### Written task
Update the lines from the one containing "tweet-text: Show up." through the one containing "is w=540 h=287." by changing "more-icon" to "menu-icon", and return those lines with nothing else altered.

**********

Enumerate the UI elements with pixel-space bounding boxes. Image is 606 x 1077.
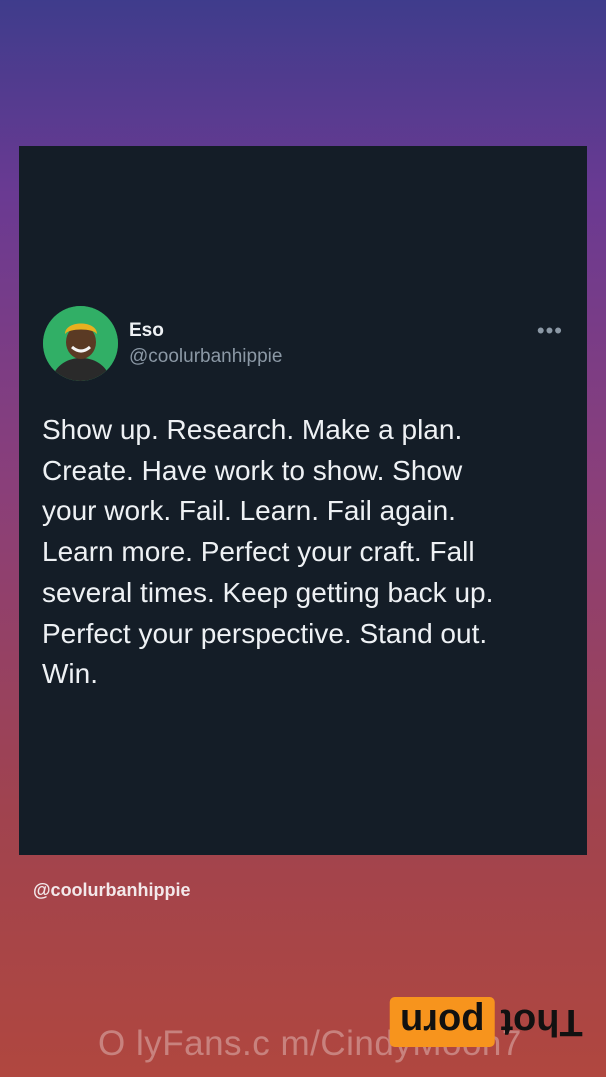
tweet-text: Show up. Research. Make a plan. Create. … — [42, 414, 494, 690]
tweet-author: Eso @coolurbanhippie — [129, 319, 282, 370]
user-handle[interactable]: @coolurbanhippie — [129, 344, 282, 370]
site-logo: Thot porn — [390, 996, 589, 1048]
more-icon[interactable]: ••• — [537, 320, 563, 342]
avatar[interactable] — [43, 306, 118, 381]
avatar-image — [43, 306, 118, 381]
logo-part1: Thot — [500, 1001, 583, 1043]
tweet-card: Eso @coolurbanhippie ••• Show up. Resear… — [19, 146, 587, 855]
logo-part2: porn — [390, 997, 495, 1047]
caption-handle: @coolurbanhippie — [33, 880, 191, 900]
display-name[interactable]: Eso — [129, 319, 282, 343]
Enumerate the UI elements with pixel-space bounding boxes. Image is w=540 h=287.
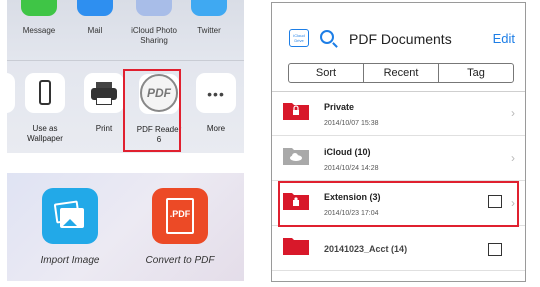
chevron-right-icon: › xyxy=(511,106,515,120)
share-apps-row: Message Mail iCloud Photo Sharing Twitte… xyxy=(7,0,244,58)
pdf-file-badge: .PDF xyxy=(169,209,191,219)
action-label: Print xyxy=(95,124,113,133)
pdf-reader-highlight xyxy=(123,69,181,152)
import-image-button[interactable]: Import Image xyxy=(35,188,105,266)
convert-to-pdf-label: Convert to PDF xyxy=(145,255,215,266)
share-app-label: Message xyxy=(22,26,56,35)
import-image-label: Import Image xyxy=(40,255,100,266)
folder-date: 2014/10/07 15:38 xyxy=(324,120,379,127)
segment-recent[interactable]: Recent xyxy=(364,64,439,82)
convert-to-pdf-button[interactable]: .PDF Convert to PDF xyxy=(145,188,215,266)
edit-button[interactable]: Edit xyxy=(493,31,515,46)
message-icon xyxy=(21,0,57,16)
folder-icon xyxy=(283,235,309,255)
phone-icon xyxy=(25,73,65,113)
chevron-right-icon: › xyxy=(511,151,515,165)
folder-row[interactable]: 20141023_Acct (14) xyxy=(272,227,525,271)
action-print[interactable]: Print xyxy=(80,73,128,134)
folder-row[interactable]: iCloud (10) 2014/10/24 14:28 › xyxy=(272,137,525,181)
edit-note-icon[interactable] xyxy=(488,243,502,256)
printer-icon xyxy=(84,73,124,113)
folder-name: 20141023_Acct (14) xyxy=(324,244,408,254)
share-app-label: Twitter xyxy=(197,26,221,35)
segment-tag[interactable]: Tag xyxy=(439,64,513,82)
pdf-file-icon: .PDF xyxy=(152,188,208,244)
action-use-as-wallpaper[interactable]: Use as Wallpaper xyxy=(21,73,69,144)
mail-icon xyxy=(77,0,113,16)
icloud-drive-icon[interactable]: iCloud Drive xyxy=(289,29,309,47)
action-more[interactable]: ••• More xyxy=(192,73,240,134)
lock-folder-icon xyxy=(283,100,309,120)
folder-name: iCloud (10) xyxy=(324,147,371,157)
page-title: PDF Documents xyxy=(349,31,452,47)
folder-row[interactable]: Private 2014/10/07 15:38 › xyxy=(272,92,525,136)
partial-action-tile xyxy=(7,73,15,113)
image-gallery-icon xyxy=(42,188,98,244)
search-icon-handle xyxy=(332,42,338,48)
folder-name: Private xyxy=(324,102,355,112)
action-label: Use as Wallpaper xyxy=(27,124,63,143)
folder-date: 2014/10/24 14:28 xyxy=(324,165,379,172)
cloud-folder-icon xyxy=(283,145,309,165)
more-dots-icon: ••• xyxy=(196,73,236,113)
segment-sort[interactable]: Sort xyxy=(289,64,364,82)
twitter-icon xyxy=(191,0,227,16)
action-label: More xyxy=(206,124,226,133)
icloud-photo-icon xyxy=(136,0,172,16)
nav-bar: iCloud Drive PDF Documents Edit xyxy=(272,3,525,61)
extension-folder-highlight xyxy=(278,181,519,227)
sort-segmented-control: Sort Recent Tag xyxy=(288,63,514,83)
share-app-label: Mail xyxy=(87,26,103,35)
pdf-documents-panel: iCloud Drive PDF Documents Edit Sort Rec… xyxy=(271,2,526,282)
extension-panel: Import Image .PDF Convert to PDF xyxy=(7,173,244,281)
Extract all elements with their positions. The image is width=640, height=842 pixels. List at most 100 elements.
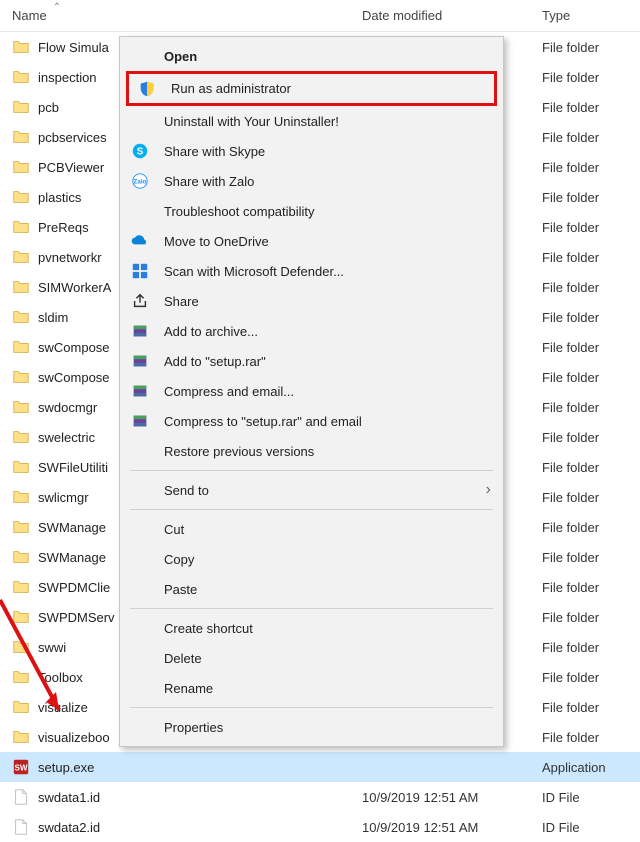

**********

### Answer to the exercise
tweet-text: Show up. Research. Make a plan. Create. … — [42, 414, 494, 690]
tweet-author: Eso @coolurbanhippie — [129, 319, 282, 370]
user-handle[interactable]: @coolurbanhippie — [129, 344, 282, 370]
site-logo: Thot porn — [390, 996, 589, 1048]
menu-icon[interactable]: ••• — [537, 320, 563, 342]
avatar[interactable] — [43, 306, 118, 381]
avatar-image — [43, 306, 118, 381]
logo-part1: Thot — [500, 1001, 583, 1043]
tweet-card: Eso @coolurbanhippie ••• Show up. Resear… — [19, 146, 587, 855]
logo-part2: porn — [390, 997, 495, 1047]
caption-handle: @coolurbanhippie — [33, 880, 191, 900]
display-name[interactable]: Eso — [129, 319, 282, 343]
Enumerate the UI elements with pixel-space bounding boxes. Image is w=540 h=287.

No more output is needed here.